• [Exercise]: Give the items below as a numbered list, starting from the first line and running through the line with "body-word: регионального xyxy=(324,1409,475,1435)", both included, and leave out any blank lines.

*** Data to use

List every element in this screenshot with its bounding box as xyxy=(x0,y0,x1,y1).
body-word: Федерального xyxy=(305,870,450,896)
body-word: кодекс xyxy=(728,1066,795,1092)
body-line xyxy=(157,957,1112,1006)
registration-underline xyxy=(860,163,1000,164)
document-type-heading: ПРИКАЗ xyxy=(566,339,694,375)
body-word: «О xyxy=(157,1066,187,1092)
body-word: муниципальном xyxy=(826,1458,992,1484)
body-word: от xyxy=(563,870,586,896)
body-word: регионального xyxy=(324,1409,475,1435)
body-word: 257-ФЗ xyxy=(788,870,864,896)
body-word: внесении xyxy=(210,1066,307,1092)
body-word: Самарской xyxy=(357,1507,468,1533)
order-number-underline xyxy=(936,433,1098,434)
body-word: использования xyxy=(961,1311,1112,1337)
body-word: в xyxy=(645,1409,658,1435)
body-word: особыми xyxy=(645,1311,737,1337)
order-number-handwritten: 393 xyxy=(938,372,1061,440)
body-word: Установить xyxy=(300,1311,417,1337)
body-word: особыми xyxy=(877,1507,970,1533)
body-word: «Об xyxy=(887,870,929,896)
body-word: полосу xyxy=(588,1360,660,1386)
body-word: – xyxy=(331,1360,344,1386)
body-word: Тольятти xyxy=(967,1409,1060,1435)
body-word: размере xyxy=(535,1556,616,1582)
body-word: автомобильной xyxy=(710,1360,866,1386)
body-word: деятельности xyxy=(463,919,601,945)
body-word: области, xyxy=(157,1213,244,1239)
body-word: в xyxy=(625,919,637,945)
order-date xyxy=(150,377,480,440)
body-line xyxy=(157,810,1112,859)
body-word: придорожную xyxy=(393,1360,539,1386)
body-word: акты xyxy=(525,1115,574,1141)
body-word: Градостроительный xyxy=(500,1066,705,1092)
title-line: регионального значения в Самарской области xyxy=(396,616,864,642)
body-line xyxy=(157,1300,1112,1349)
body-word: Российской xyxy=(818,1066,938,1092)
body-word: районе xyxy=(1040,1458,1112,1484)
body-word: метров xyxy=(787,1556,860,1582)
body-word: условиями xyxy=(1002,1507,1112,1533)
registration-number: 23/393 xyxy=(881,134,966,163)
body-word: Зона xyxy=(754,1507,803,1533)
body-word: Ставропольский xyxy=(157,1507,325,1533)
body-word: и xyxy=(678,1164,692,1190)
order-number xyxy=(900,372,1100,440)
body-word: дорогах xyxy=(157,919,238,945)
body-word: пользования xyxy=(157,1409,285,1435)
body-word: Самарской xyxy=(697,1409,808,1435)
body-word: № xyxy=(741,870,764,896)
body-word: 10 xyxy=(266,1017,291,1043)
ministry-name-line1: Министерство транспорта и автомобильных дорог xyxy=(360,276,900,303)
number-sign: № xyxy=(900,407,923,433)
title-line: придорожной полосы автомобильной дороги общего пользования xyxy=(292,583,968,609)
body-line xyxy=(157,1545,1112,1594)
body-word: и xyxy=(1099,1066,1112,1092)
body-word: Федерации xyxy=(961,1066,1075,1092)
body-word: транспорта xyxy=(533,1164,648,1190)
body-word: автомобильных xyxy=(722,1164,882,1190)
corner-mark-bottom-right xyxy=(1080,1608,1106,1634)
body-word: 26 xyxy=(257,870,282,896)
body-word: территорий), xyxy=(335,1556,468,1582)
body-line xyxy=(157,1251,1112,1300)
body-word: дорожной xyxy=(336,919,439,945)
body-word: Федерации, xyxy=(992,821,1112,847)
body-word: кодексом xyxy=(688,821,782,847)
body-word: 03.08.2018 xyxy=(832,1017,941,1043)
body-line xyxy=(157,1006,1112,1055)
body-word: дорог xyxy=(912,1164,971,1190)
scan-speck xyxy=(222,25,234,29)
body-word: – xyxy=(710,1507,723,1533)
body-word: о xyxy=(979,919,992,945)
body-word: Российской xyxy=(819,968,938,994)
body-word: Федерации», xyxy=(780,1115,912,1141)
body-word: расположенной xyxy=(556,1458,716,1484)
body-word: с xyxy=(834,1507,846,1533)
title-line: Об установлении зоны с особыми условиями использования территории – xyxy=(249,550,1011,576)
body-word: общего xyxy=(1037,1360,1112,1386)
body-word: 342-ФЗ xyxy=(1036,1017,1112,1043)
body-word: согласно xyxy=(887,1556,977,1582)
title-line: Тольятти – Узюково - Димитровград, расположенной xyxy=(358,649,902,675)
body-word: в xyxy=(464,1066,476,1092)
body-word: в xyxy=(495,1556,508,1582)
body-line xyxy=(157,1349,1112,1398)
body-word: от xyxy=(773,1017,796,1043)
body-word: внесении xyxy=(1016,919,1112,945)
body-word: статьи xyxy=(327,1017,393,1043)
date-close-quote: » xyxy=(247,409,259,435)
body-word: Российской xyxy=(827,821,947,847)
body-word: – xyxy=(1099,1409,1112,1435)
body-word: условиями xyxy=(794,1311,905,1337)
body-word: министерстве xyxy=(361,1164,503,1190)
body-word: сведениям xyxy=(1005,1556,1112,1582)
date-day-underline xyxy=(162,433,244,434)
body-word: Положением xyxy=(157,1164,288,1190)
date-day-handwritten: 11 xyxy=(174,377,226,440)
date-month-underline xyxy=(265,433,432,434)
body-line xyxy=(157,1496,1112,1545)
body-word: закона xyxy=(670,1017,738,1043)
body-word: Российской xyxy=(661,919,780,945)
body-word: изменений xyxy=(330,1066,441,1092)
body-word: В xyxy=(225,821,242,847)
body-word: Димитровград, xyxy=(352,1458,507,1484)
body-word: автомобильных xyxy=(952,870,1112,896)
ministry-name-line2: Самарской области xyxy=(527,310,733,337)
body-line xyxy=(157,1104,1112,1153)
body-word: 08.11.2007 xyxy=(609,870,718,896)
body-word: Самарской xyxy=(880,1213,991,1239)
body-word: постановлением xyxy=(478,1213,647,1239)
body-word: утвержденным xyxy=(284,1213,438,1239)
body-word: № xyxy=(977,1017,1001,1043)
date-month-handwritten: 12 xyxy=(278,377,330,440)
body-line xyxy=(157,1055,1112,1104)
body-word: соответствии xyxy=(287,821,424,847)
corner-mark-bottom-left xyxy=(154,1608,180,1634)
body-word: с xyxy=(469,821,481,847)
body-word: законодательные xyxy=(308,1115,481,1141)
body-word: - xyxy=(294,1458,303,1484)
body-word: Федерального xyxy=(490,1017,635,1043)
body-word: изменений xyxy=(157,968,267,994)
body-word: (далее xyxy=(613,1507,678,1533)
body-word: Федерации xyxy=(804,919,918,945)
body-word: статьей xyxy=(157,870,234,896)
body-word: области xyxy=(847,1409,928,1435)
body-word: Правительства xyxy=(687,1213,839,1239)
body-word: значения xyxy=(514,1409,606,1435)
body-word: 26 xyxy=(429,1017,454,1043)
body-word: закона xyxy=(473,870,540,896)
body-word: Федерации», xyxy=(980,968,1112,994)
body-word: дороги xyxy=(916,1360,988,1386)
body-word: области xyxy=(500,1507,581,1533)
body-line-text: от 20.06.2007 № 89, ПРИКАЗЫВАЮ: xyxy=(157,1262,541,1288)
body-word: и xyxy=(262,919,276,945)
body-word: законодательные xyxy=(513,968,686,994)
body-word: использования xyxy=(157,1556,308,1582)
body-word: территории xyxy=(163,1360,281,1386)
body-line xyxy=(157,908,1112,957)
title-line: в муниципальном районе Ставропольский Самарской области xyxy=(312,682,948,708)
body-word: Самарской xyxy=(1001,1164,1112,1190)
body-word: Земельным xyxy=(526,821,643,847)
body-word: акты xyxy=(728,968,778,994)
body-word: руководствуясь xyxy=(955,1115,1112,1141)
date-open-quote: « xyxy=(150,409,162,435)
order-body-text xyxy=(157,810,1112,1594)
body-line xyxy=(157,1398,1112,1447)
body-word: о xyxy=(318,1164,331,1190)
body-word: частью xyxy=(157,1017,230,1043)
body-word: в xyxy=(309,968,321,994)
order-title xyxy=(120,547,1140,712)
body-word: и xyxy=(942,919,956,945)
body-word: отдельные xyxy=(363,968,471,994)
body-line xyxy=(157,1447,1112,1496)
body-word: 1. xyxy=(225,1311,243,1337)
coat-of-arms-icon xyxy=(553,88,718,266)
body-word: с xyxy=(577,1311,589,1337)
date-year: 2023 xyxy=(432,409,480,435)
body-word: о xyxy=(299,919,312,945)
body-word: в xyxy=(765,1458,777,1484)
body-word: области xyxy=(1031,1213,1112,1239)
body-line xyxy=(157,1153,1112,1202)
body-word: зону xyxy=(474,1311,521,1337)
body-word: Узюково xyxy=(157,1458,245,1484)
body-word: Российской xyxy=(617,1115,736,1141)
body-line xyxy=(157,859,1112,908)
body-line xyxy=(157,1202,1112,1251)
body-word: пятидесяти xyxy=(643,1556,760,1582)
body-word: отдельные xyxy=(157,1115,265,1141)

******

• [Answer for the task]:
1. List every element in this screenshot with its bounding box as xyxy=(x0,y0,x1,y1).
2. body-word: Федерального xyxy=(305,870,450,896)
3. body-word: кодекс xyxy=(728,1066,795,1092)
4. body-line xyxy=(157,957,1112,1006)
5. registration-underline xyxy=(860,163,1000,164)
6. document-type-heading: ПРИКАЗ xyxy=(566,339,694,375)
7. body-word: «О xyxy=(157,1066,187,1092)
8. body-word: муниципальном xyxy=(826,1458,992,1484)
9. body-word: от xyxy=(563,870,586,896)
10. body-word: регионального xyxy=(324,1409,475,1435)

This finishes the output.